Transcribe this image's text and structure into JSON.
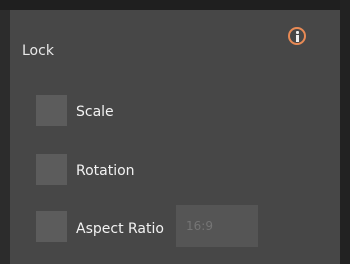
{
  "panel": {
    "title": "Lock",
    "info_icon": "info-icon"
  },
  "options": {
    "scale": {
      "label": "Scale",
      "checked": false
    },
    "rotation": {
      "label": "Rotation",
      "checked": false
    },
    "aspect_ratio": {
      "label": "Aspect Ratio",
      "checked": false,
      "placeholder": "16:9"
    }
  },
  "colors": {
    "accent": "#e88a55",
    "panel_bg": "#474747",
    "checkbox_bg": "#5c5c5c"
  }
}
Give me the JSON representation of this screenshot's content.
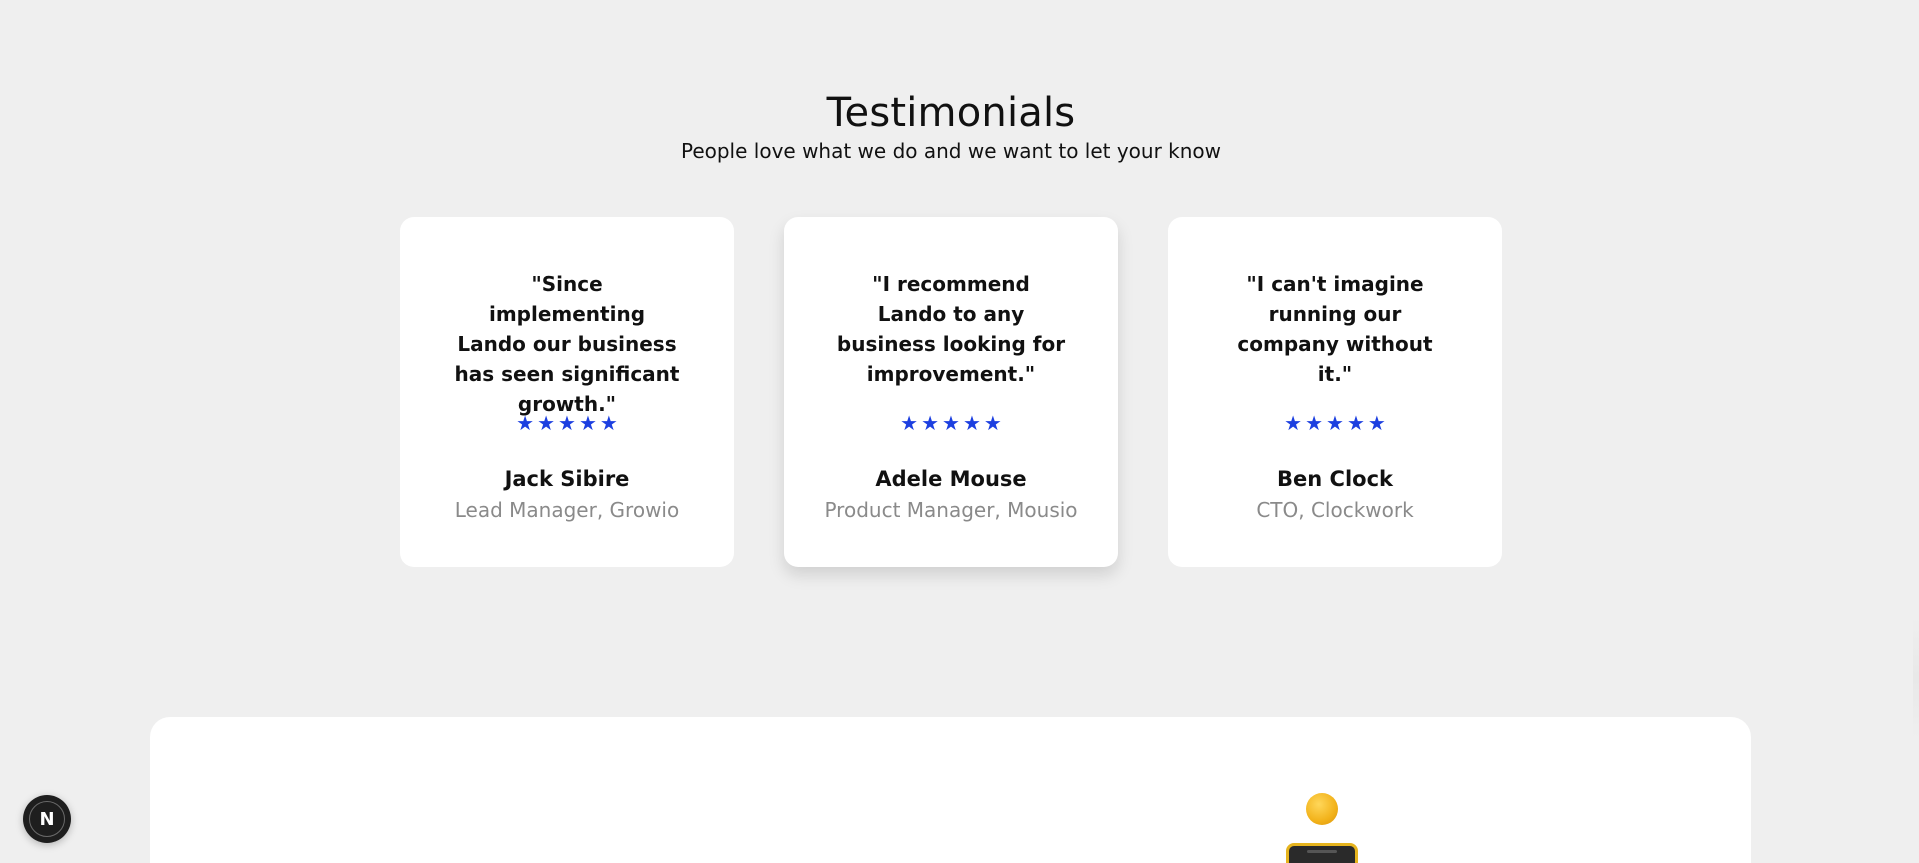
{
  "header": {
    "title": "Testimonials",
    "subtitle": "People love what we do and we want to let your know"
  },
  "testimonials": [
    {
      "quote": "\"Since implementing Lando our business has seen significant growth.\"",
      "rating": 5,
      "name": "Jack Sibire",
      "role": "Lead Manager, Growio"
    },
    {
      "quote": "\"I recommend Lando to any business looking for improvement.\"",
      "rating": 5,
      "name": "Adele Mouse",
      "role": "Product Manager, Mousio"
    },
    {
      "quote": "\"I can't imagine running our company without it.\"",
      "rating": 5,
      "name": "Ben Clock",
      "role": "CTO, Clockwork"
    }
  ],
  "stars": {
    "glyph": "★",
    "color": "#1c3fe0"
  },
  "devtools_badge": {
    "label": "N",
    "icon": "nextjs-icon"
  },
  "colors": {
    "background": "#efefef",
    "card": "#ffffff",
    "accent": "#1c3fe0",
    "muted_text": "#8a8a8a"
  }
}
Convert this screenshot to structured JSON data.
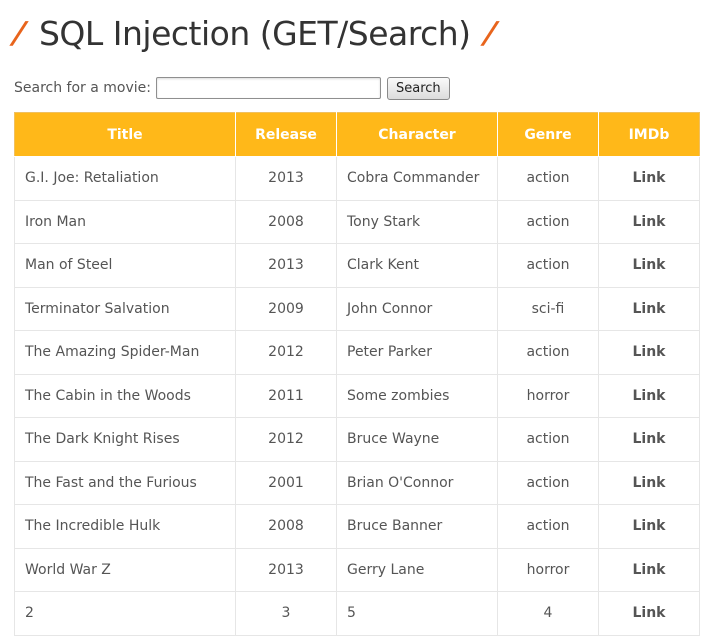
{
  "header": {
    "title": "SQL Injection (GET/Search)",
    "slash_left": "/",
    "slash_right": "/"
  },
  "search": {
    "label": "Search for a movie:",
    "value": "",
    "placeholder": "",
    "button_label": "Search"
  },
  "table": {
    "columns": [
      "Title",
      "Release",
      "Character",
      "Genre",
      "IMDb"
    ],
    "rows": [
      {
        "title": "G.I. Joe: Retaliation",
        "release": "2013",
        "character": "Cobra Commander",
        "genre": "action",
        "imdb": "Link"
      },
      {
        "title": "Iron Man",
        "release": "2008",
        "character": "Tony Stark",
        "genre": "action",
        "imdb": "Link"
      },
      {
        "title": "Man of Steel",
        "release": "2013",
        "character": "Clark Kent",
        "genre": "action",
        "imdb": "Link"
      },
      {
        "title": "Terminator Salvation",
        "release": "2009",
        "character": "John Connor",
        "genre": "sci-fi",
        "imdb": "Link"
      },
      {
        "title": "The Amazing Spider-Man",
        "release": "2012",
        "character": "Peter Parker",
        "genre": "action",
        "imdb": "Link"
      },
      {
        "title": "The Cabin in the Woods",
        "release": "2011",
        "character": "Some zombies",
        "genre": "horror",
        "imdb": "Link"
      },
      {
        "title": "The Dark Knight Rises",
        "release": "2012",
        "character": "Bruce Wayne",
        "genre": "action",
        "imdb": "Link"
      },
      {
        "title": "The Fast and the Furious",
        "release": "2001",
        "character": "Brian O'Connor",
        "genre": "action",
        "imdb": "Link"
      },
      {
        "title": "The Incredible Hulk",
        "release": "2008",
        "character": "Bruce Banner",
        "genre": "action",
        "imdb": "Link"
      },
      {
        "title": "World War Z",
        "release": "2013",
        "character": "Gerry Lane",
        "genre": "horror",
        "imdb": "Link"
      },
      {
        "title": "2",
        "release": "3",
        "character": "5",
        "genre": "4",
        "imdb": "Link"
      }
    ]
  },
  "colors": {
    "accent_slash": "#e8641c",
    "table_header": "#ffb819"
  }
}
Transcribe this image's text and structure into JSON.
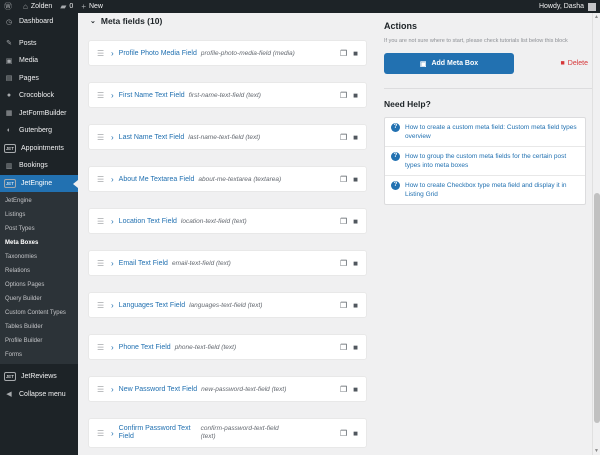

□ □ □ □

• [To do] Scan the records above, count the lines with "JSON" in them, and give only the number.

• [Full response] 4